Written instruction
Using the entries that follow, collect the lines where the word "year" appears.

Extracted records
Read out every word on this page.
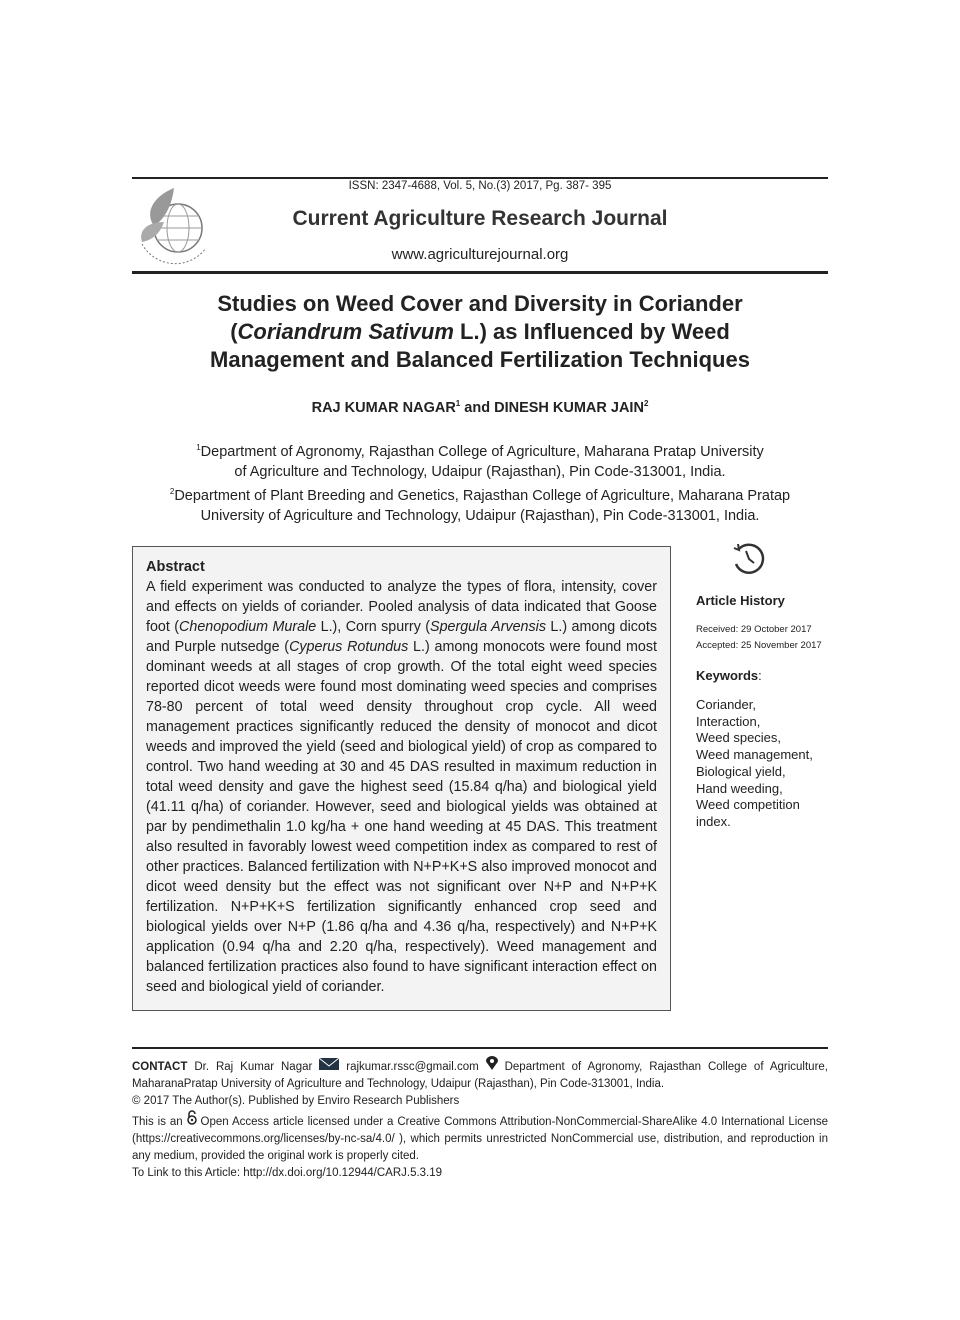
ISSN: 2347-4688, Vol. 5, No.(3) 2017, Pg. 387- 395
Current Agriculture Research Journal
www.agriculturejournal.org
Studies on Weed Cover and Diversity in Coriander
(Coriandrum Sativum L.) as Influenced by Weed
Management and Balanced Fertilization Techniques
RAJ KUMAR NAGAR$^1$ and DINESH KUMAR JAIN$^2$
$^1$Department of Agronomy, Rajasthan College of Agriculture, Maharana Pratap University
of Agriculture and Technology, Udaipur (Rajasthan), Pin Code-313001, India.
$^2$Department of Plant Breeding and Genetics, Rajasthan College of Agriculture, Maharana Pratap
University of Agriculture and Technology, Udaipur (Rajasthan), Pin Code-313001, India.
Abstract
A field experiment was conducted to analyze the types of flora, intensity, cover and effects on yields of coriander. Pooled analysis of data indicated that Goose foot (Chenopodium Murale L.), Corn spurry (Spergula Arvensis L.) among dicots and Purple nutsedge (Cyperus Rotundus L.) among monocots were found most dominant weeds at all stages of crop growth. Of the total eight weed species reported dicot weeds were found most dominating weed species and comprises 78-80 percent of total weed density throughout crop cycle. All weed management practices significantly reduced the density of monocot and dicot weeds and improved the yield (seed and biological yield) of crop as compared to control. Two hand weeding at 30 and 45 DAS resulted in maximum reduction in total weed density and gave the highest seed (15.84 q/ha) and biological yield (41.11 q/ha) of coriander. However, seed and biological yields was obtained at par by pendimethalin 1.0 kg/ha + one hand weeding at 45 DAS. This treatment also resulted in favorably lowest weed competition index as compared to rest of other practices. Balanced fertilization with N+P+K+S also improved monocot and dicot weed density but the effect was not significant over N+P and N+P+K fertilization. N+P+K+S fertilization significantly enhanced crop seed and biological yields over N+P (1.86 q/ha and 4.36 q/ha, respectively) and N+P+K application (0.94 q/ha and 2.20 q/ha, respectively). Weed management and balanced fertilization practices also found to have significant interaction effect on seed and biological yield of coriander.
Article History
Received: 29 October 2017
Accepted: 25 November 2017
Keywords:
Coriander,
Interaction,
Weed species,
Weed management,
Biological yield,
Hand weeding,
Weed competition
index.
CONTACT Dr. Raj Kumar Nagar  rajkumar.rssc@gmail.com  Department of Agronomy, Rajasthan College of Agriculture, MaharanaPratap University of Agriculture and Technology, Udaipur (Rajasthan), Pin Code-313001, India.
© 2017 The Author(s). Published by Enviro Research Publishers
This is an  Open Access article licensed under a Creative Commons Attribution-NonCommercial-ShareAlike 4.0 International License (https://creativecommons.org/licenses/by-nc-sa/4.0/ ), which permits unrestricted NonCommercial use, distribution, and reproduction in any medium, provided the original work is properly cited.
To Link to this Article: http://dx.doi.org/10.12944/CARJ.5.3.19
--
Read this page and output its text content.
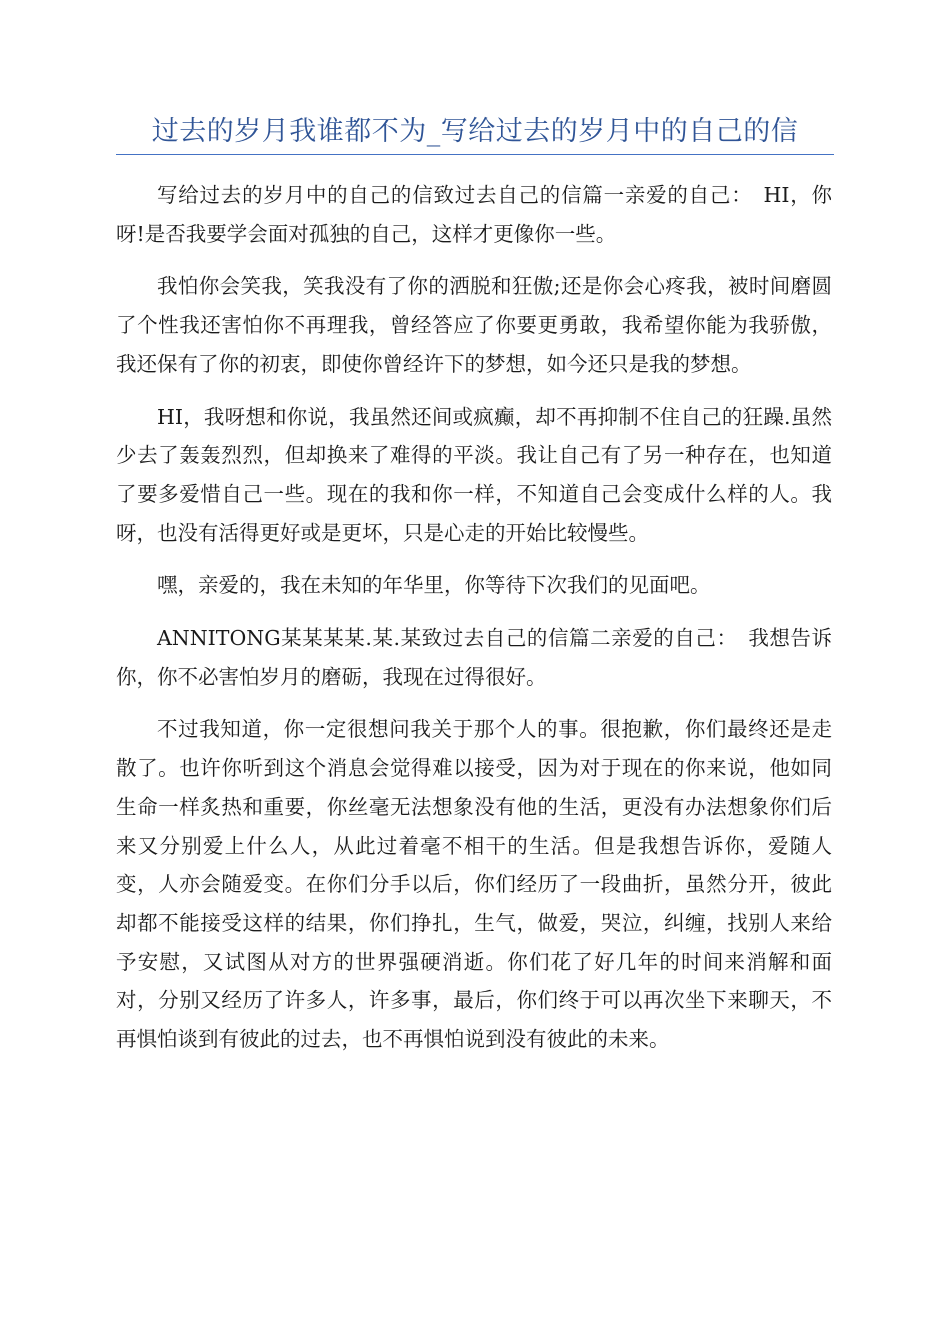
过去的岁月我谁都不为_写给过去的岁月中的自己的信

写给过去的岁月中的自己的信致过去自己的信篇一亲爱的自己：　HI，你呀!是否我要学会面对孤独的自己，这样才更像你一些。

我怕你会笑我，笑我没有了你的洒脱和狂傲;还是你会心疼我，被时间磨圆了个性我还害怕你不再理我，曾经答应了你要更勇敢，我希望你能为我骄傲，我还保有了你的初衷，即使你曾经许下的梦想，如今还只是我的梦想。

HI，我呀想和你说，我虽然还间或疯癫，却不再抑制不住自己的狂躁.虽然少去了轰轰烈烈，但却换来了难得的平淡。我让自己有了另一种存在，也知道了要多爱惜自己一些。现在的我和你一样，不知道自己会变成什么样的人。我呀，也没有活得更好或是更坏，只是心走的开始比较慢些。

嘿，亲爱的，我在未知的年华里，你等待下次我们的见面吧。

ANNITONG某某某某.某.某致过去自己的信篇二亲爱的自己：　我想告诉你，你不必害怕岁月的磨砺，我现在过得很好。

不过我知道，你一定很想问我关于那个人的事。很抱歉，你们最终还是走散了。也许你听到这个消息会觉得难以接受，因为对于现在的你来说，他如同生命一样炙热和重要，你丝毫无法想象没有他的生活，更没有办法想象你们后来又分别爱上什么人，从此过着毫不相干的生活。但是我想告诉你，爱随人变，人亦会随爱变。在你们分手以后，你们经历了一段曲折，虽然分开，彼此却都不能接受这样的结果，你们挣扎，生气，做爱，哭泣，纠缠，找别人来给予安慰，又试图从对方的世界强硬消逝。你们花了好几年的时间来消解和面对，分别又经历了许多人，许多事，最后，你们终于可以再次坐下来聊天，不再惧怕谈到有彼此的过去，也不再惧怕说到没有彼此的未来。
* * *
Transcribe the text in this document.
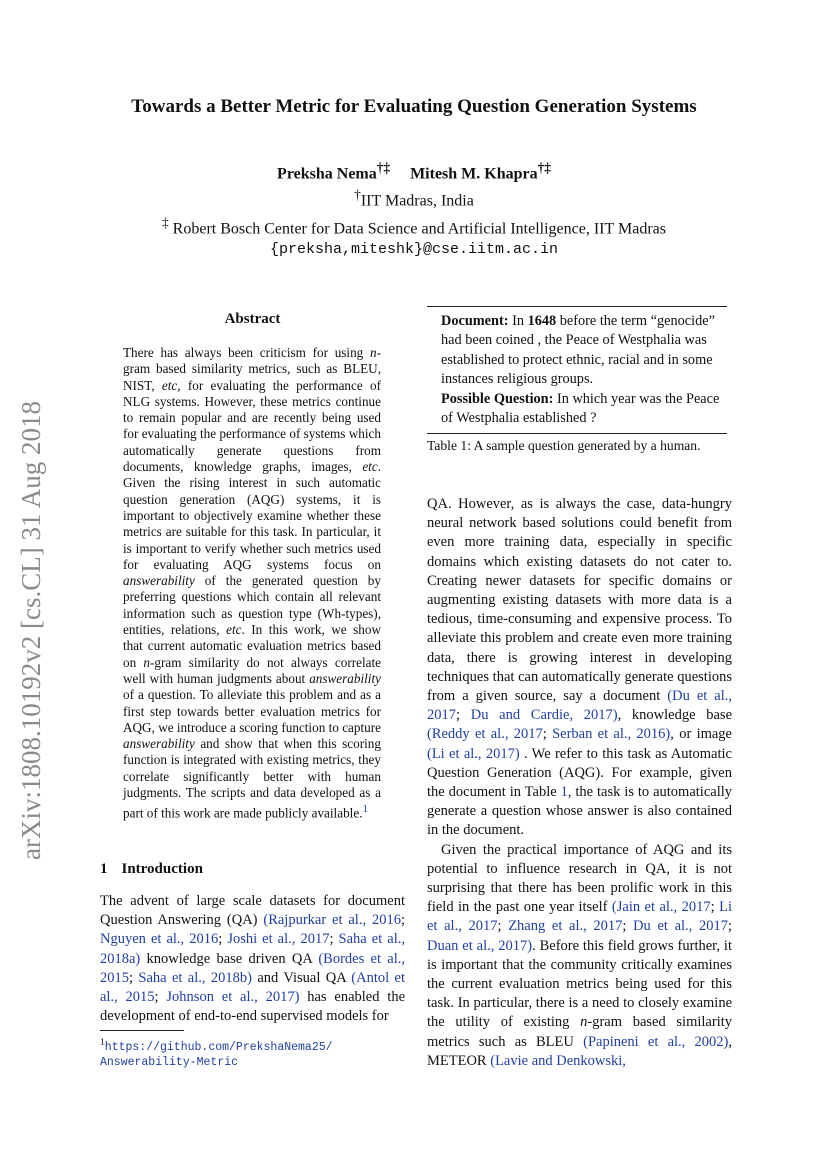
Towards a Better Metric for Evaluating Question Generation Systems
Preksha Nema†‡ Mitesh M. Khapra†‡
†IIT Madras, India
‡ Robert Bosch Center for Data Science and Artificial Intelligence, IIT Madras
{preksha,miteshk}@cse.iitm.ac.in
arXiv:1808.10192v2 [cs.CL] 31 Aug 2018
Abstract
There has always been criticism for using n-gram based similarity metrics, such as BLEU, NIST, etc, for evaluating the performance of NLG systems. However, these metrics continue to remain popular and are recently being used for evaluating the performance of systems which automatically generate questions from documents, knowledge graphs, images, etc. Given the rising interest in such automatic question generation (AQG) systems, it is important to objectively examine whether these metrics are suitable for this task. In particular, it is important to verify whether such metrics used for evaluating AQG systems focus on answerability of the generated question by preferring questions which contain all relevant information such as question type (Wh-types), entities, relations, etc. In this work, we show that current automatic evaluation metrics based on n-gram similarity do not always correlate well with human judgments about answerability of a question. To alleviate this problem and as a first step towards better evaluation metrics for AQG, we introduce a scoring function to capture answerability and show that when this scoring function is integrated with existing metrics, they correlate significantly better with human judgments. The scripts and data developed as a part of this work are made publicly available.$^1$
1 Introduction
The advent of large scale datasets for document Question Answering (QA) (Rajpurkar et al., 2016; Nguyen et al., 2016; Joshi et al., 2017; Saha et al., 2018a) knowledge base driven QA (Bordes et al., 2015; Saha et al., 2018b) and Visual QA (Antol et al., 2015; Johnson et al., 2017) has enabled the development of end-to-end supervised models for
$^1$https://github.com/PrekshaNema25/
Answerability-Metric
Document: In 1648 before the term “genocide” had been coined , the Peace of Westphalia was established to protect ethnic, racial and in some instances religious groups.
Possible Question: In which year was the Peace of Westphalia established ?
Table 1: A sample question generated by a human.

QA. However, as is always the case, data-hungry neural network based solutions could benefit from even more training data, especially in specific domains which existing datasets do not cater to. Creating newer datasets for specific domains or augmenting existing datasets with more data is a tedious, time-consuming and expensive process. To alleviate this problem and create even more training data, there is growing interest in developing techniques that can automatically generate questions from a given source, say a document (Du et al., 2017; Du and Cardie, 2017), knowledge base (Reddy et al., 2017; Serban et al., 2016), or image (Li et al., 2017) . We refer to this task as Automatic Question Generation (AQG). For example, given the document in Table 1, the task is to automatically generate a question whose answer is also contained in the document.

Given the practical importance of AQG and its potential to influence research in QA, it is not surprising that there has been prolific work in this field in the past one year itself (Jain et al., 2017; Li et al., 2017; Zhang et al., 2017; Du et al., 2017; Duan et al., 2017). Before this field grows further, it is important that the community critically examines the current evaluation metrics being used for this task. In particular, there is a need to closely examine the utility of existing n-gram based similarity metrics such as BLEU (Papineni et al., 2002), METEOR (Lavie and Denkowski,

Output below
Possible Question: In which year was the Peace of Westphalia established ?
Given the practical importance of AQG and its potential to influence research in QA, it is not surprising that there has been prolific work in this field in the past one year itself (Jain et al., 2017; Li et al., 2017; Zhang et al., 2017; Du et al., 2017; Duan et al., 2017). Before this field grows further, it is important that the community critically examines the current evaluation metrics being used for this task. In particular, there is a need to closely examine the utility of existing n-gram based similarity metrics such as BLEU (Papineni et al., 2002), METEOR (Lavie and Denkowski,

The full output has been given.